>> start

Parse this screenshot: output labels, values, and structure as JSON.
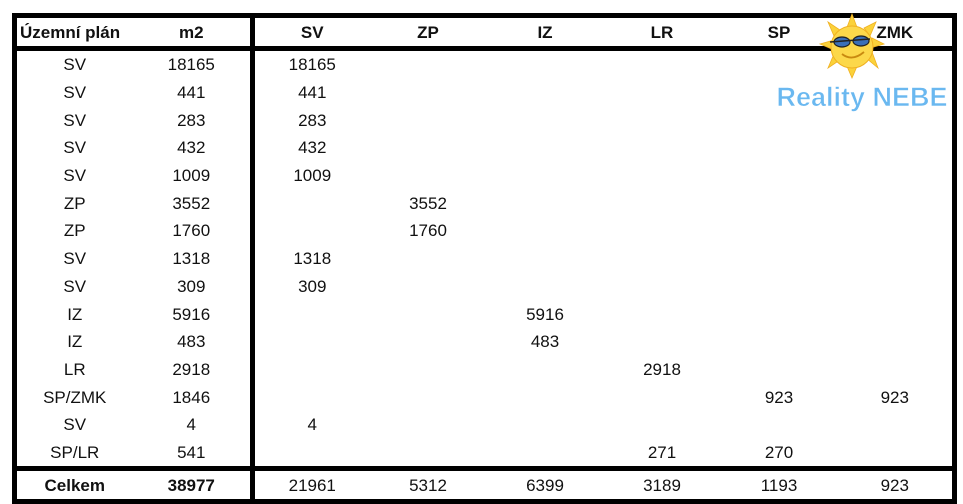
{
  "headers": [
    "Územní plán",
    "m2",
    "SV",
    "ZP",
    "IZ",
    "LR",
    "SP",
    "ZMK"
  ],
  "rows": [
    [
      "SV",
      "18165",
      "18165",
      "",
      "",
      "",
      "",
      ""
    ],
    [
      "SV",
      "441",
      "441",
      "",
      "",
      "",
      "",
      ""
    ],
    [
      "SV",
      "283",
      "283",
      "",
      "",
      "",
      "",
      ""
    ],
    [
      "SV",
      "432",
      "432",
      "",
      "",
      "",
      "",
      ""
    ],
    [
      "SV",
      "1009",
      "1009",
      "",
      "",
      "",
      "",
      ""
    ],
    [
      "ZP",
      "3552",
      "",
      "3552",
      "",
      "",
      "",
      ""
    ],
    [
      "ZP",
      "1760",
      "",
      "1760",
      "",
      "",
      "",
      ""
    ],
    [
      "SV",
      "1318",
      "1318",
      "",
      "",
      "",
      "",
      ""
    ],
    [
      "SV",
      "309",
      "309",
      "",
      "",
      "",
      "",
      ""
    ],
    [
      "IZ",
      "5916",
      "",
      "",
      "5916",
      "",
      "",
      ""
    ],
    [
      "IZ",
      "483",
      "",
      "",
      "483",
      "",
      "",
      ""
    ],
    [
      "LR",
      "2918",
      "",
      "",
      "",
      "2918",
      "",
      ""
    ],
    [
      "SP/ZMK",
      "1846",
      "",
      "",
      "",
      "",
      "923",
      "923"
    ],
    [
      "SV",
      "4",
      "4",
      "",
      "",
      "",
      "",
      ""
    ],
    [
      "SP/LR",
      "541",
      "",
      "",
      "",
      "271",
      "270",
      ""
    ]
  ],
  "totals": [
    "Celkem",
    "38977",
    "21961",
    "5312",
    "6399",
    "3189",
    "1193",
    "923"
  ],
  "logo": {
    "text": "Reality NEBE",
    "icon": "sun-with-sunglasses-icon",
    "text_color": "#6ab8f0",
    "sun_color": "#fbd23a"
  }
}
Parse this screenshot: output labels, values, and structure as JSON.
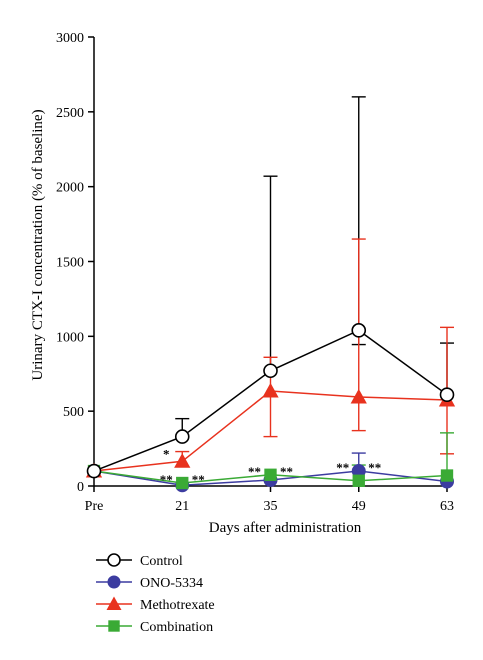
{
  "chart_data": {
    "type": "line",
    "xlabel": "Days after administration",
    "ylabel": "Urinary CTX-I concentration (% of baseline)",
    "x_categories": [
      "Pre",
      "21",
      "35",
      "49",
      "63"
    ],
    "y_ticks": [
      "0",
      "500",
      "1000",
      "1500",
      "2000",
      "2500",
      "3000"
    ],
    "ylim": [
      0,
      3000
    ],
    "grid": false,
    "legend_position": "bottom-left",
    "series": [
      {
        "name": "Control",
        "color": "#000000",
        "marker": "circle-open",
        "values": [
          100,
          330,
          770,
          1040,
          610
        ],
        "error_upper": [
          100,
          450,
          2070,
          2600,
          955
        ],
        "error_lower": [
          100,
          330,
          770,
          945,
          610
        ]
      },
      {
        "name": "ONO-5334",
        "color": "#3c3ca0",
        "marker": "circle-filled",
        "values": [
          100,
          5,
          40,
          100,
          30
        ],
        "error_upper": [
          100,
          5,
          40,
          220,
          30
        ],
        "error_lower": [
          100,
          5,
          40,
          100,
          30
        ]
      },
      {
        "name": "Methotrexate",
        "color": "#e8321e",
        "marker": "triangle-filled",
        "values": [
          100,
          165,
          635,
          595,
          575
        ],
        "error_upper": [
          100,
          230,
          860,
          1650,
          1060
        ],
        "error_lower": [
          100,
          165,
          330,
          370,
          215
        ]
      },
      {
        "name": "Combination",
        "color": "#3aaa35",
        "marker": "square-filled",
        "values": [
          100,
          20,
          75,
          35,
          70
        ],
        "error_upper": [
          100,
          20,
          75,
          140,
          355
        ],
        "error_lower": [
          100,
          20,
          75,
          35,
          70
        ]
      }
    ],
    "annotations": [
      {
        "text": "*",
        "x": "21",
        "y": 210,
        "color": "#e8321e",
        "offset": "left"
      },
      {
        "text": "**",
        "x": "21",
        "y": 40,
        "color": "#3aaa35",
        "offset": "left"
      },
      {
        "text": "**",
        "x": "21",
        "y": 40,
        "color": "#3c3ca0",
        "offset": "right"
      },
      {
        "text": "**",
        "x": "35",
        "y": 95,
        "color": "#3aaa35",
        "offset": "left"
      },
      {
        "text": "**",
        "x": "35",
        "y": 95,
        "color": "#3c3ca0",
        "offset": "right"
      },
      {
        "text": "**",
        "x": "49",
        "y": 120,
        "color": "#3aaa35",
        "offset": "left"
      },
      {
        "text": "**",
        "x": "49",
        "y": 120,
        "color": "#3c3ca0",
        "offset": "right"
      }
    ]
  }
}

>> end

# PROMPT
Return a copy of every line that includes the word "circle".

# WRITTEN REPLY
        "marker": "circle-open",
        "marker": "circle-filled",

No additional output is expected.